──────── Information shown ────────

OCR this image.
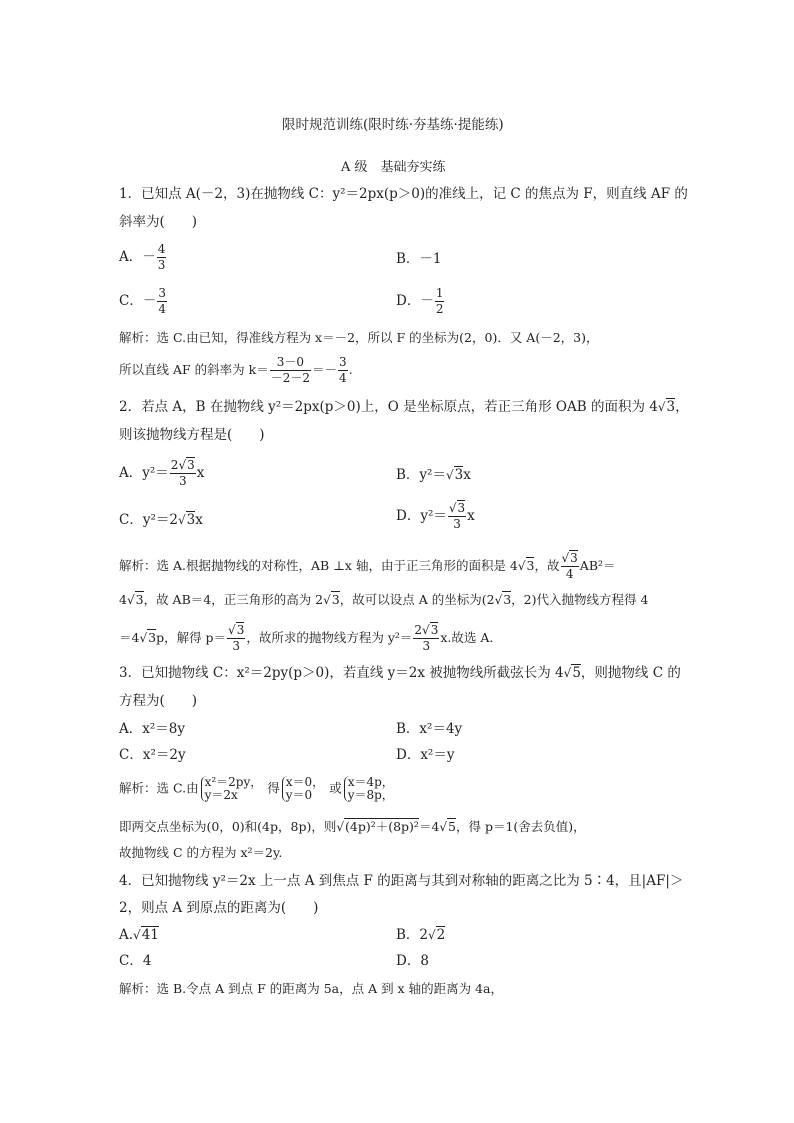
限时规范训练(限时练·夯基练·提能练)
A 级　基础夯实练
1．已知点 A(－2，3)在抛物线 C：y²＝2px(p＞0)的准线上，记 C 的焦点为 F，则直线 AF 的
斜率为(　　)
A．－ $\frac{4}{3}$	B．－1
C．－ $\frac{3}{4}$	D．－ $\frac{1}{2}$
解析：选 C.由已知，得准线方程为 x＝－2，所以 F 的坐标为(2，0)．又 A(－2，3)，
所以直线 AF 的斜率为 $k= \frac{3-0}{-2-2} =- \frac{3}{4}$ .
2．若点 A，B 在抛物线 y²＝2px(p＞0)上，O 是坐标原点，若正三角形 OAB 的面积为 4√3，
则该抛物线方程是(　　)
A．$y^2= \frac{2√3}{3}$ x	B．y²＝√3x
C．y²＝2√3x	D．$y^2= \frac{√3}{3}$ x
解析：选 A.根据抛物线的对称性，AB ⊥x 轴，由于正三角形的面积是 4√3，故 $\frac{√3}{4} AB^2=$
4√3，故 AB＝4，正三角形的高为 2√3，故可以设点 A 的坐标为(2√3，2)代入抛物线方程得 4
＝4√3p，解得 $p= \frac{√3}{3}$ ，故所求的抛物线方程为 $y^2= \frac{2√3}{3} x$.故选 A.
3．已知抛物线 C：x²＝2py(p＞0)，若直线 y＝2x 被抛物线所截弦长为 4√5，则抛物线 C 的
方程为(　　)
A．x²＝8y	B．x²＝4y
C．x²＝2y	D．x²＝y
解析：选 C.由 x²＝2py，
y＝2x	得 x＝0，
y＝0	或 x＝4p，
y＝8p，
即两交点坐标为(0，0)和(4p，8p)，则√(4p)²＋(8p)²＝4√5，得 p＝1(舍去负值)，
故抛物线 C 的方程为 x²＝2y.
4．已知抛物线 y²＝2x 上一点 A 到焦点 F 的距离与其到对称轴的距离之比为 5∶4，且|AF|＞
2，则点 A 到原点的距离为(　　)
A.√41	B．2√2
C．4	D．8
解析：选 B.令点 A 到点 F 的距离为 5a，点 A 到 x 轴的距离为 4a，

────────

Written request: Count the lines that include the word "在抛物线" and state the result as a bare number.

Written solution: 2